### The exercise
Please restate the following records word for word.

### Records to process
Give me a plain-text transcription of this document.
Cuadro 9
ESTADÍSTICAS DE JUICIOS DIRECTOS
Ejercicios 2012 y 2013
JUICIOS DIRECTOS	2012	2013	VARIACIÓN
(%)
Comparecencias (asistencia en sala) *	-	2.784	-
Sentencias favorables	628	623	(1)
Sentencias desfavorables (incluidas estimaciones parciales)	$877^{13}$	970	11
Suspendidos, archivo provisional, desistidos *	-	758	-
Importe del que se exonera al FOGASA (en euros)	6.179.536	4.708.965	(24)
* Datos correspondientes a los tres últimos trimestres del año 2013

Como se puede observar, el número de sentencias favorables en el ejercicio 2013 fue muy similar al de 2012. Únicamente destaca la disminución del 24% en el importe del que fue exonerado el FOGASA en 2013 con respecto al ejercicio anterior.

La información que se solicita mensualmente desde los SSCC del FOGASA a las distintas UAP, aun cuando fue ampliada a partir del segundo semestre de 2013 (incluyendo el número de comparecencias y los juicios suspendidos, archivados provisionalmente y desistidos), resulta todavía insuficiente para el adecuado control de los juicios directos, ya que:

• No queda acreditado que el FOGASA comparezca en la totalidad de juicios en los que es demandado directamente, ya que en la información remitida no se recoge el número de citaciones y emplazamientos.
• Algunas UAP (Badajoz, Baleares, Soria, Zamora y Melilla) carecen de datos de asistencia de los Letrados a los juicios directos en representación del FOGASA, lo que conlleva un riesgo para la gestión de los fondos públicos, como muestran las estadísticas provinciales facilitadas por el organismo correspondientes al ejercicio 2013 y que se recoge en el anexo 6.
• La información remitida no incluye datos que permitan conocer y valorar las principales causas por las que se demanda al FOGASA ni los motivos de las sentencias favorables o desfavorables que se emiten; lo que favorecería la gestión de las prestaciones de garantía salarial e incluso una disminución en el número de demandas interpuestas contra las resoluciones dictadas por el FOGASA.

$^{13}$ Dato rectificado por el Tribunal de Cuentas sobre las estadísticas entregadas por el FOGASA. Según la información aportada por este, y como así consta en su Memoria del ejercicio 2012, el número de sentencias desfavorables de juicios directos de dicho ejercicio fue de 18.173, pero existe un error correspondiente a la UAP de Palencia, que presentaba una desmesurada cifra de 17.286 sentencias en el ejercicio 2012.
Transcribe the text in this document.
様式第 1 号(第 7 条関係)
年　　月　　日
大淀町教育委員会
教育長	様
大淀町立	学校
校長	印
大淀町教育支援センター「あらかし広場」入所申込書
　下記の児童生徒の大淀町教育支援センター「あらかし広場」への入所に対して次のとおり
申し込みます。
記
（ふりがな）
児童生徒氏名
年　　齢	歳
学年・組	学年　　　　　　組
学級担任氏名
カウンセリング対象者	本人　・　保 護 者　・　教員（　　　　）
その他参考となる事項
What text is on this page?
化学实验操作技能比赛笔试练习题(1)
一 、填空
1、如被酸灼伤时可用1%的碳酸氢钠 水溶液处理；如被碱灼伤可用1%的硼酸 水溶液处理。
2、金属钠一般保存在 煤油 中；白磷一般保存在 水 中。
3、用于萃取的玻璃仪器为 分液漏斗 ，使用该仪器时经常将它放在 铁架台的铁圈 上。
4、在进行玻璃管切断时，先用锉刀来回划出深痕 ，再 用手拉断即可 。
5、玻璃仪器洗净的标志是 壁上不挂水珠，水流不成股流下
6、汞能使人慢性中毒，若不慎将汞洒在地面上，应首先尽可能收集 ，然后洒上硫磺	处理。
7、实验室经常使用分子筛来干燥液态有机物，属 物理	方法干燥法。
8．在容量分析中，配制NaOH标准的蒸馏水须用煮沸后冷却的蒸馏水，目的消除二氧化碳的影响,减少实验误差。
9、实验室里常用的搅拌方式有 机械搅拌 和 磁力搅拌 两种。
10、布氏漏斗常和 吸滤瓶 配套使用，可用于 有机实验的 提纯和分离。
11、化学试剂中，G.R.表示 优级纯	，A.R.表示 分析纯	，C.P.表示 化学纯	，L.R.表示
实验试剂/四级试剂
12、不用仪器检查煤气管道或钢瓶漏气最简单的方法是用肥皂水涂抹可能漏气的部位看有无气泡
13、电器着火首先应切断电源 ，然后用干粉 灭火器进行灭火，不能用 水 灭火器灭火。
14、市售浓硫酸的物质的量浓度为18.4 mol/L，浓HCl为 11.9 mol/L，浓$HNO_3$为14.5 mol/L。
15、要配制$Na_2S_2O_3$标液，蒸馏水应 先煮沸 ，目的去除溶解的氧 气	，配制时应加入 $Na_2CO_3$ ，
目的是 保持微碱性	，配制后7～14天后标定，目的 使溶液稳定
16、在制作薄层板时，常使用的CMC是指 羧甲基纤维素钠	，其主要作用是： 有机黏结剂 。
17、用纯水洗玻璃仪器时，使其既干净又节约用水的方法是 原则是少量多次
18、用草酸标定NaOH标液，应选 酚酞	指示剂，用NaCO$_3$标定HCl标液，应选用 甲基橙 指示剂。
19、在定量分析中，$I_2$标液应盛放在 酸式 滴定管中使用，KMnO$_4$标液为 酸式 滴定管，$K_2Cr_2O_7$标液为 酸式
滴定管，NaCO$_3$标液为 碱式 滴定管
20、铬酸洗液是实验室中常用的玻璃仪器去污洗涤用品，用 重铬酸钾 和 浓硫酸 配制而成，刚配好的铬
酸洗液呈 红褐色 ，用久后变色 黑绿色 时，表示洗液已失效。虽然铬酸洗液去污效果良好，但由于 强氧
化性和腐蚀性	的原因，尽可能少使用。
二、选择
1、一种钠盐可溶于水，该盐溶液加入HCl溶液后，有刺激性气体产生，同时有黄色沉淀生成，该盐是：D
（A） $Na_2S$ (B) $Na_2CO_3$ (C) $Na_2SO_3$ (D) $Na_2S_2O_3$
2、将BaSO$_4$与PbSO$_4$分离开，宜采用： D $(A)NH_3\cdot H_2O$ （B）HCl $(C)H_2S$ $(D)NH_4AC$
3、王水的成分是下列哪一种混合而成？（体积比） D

### Full response
Give me a plain-text transcription of this document.
Cuadro 9
ESTADÍSTICAS DE JUICIOS DIRECTOS
Ejercicios 2012 y 2013
JUICIOS DIRECTOS	2012	2013	VARIACIÓN
(%)
Comparecencias (asistencia en sala) *	-	2.784	-
Sentencias favorables	628	623	(1)
Sentencias desfavorables (incluidas estimaciones parciales)	$877^{13}$	970	11
Suspendidos, archivo provisional, desistidos *	-	758	-
Importe del que se exonera al FOGASA (en euros)	6.179.536	4.708.965	(24)
* Datos correspondientes a los tres últimos trimestres del año 2013

Como se puede observar, el número de sentencias favorables en el ejercicio 2013 fue muy similar al de 2012. Únicamente destaca la disminución del 24% en el importe del que fue exonerado el FOGASA en 2013 con respecto al ejercicio anterior.

La información que se solicita mensualmente desde los SSCC del FOGASA a las distintas UAP, aun cuando fue ampliada a partir del segundo semestre de 2013 (incluyendo el número de comparecencias y los juicios suspendidos, archivados provisionalmente y desistidos), resulta todavía insuficiente para el adecuado control de los juicios directos, ya que:

• No queda acreditado que el FOGASA comparezca en la totalidad de juicios en los que es demandado directamente, ya que en la información remitida no se recoge el número de citaciones y emplazamientos.
• Algunas UAP (Badajoz, Baleares, Soria, Zamora y Melilla) carecen de datos de asistencia de los Letrados a los juicios directos en representación del FOGASA, lo que conlleva un riesgo para la gestión de los fondos públicos, como muestran las estadísticas provinciales facilitadas por el organismo correspondientes al ejercicio 2013 y que se recoge en el anexo 6.
• La información remitida no incluye datos que permitan conocer y valorar las principales causas por las que se demanda al FOGASA ni los motivos de las sentencias favorables o desfavorables que se emiten; lo que favorecería la gestión de las prestaciones de garantía salarial e incluso una disminución en el número de demandas interpuestas contra las resoluciones dictadas por el FOGASA.

$^{13}$ Dato rectificado por el Tribunal de Cuentas sobre las estadísticas entregadas por el FOGASA. Según la información aportada por este, y como así consta en su Memoria del ejercicio 2012, el número de sentencias desfavorables de juicios directos de dicho ejercicio fue de 18.173, pero existe un error correspondiente a la UAP de Palencia, que presentaba una desmesurada cifra de 17.286 sentencias en el ejercicio 2012.
Transcribe the text in this document.
様式第 1 号(第 7 条関係)
年　　月　　日
大淀町教育委員会
教育長	様
大淀町立	学校
校長	印
大淀町教育支援センター「あらかし広場」入所申込書
　下記の児童生徒の大淀町教育支援センター「あらかし広場」への入所に対して次のとおり
申し込みます。
記
（ふりがな）
児童生徒氏名
年　　齢	歳
学年・組	学年　　　　　　組
学級担任氏名
カウンセリング対象者	本人　・　保 護 者　・　教員（　　　　）
その他参考となる事項
What text is on this page?
化学实验操作技能比赛笔试练习题(1)
一 、填空
1、如被酸灼伤时可用1%的碳酸氢钠 水溶液处理；如被碱灼伤可用1%的硼酸 水溶液处理。
2、金属钠一般保存在 煤油 中；白磷一般保存在 水 中。
3、用于萃取的玻璃仪器为 分液漏斗 ，使用该仪器时经常将它放在 铁架台的铁圈 上。
4、在进行玻璃管切断时，先用锉刀来回划出深痕 ，再 用手拉断即可 。
5、玻璃仪器洗净的标志是 壁上不挂水珠，水流不成股流下
6、汞能使人慢性中毒，若不慎将汞洒在地面上，应首先尽可能收集 ，然后洒上硫磺	处理。
7、实验室经常使用分子筛来干燥液态有机物，属 物理	方法干燥法。
8．在容量分析中，配制NaOH标准的蒸馏水须用煮沸后冷却的蒸馏水，目的消除二氧化碳的影响,减少实验误差。
9、实验室里常用的搅拌方式有 机械搅拌 和 磁力搅拌 两种。
10、布氏漏斗常和 吸滤瓶 配套使用，可用于 有机实验的 提纯和分离。
11、化学试剂中，G.R.表示 优级纯	，A.R.表示 分析纯	，C.P.表示 化学纯	，L.R.表示
实验试剂/四级试剂
12、不用仪器检查煤气管道或钢瓶漏气最简单的方法是用肥皂水涂抹可能漏气的部位看有无气泡
13、电器着火首先应切断电源 ，然后用干粉 灭火器进行灭火，不能用 水 灭火器灭火。
14、市售浓硫酸的物质的量浓度为18.4 mol/L，浓HCl为 11.9 mol/L，浓$HNO_3$为14.5 mol/L。
15、要配制$Na_2S_2O_3$标液，蒸馏水应 先煮沸 ，目的去除溶解的氧 气	，配制时应加入 $Na_2CO_3$ ，
目的是 保持微碱性	，配制后7～14天后标定，目的 使溶液稳定
16、在制作薄层板时，常使用的CMC是指 羧甲基纤维素钠	，其主要作用是： 有机黏结剂 。
17、用纯水洗玻璃仪器时，使其既干净又节约用水的方法是 原则是少量多次
18、用草酸标定NaOH标液，应选 酚酞	指示剂，用NaCO$_3$标定HCl标液，应选用 甲基橙 指示剂。
19、在定量分析中，$I_2$标液应盛放在 酸式 滴定管中使用，KMnO$_4$标液为 酸式 滴定管，$K_2Cr_2O_7$标液为 酸式
滴定管，NaCO$_3$标液为 碱式 滴定管
20、铬酸洗液是实验室中常用的玻璃仪器去污洗涤用品，用 重铬酸钾 和 浓硫酸 配制而成，刚配好的铬
酸洗液呈 红褐色 ，用久后变色 黑绿色 时，表示洗液已失效。虽然铬酸洗液去污效果良好，但由于 强氧
化性和腐蚀性	的原因，尽可能少使用。
二、选择
1、一种钠盐可溶于水，该盐溶液加入HCl溶液后，有刺激性气体产生，同时有黄色沉淀生成，该盐是：D
（A） $Na_2S$ (B) $Na_2CO_3$ (C) $Na_2SO_3$ (D) $Na_2S_2O_3$
2、将BaSO$_4$与PbSO$_4$分离开，宜采用： D $(A)NH_3\cdot H_2O$ （B）HCl $(C)H_2S$ $(D)NH_4AC$
3、王水的成分是下列哪一种混合而成？（体积比） D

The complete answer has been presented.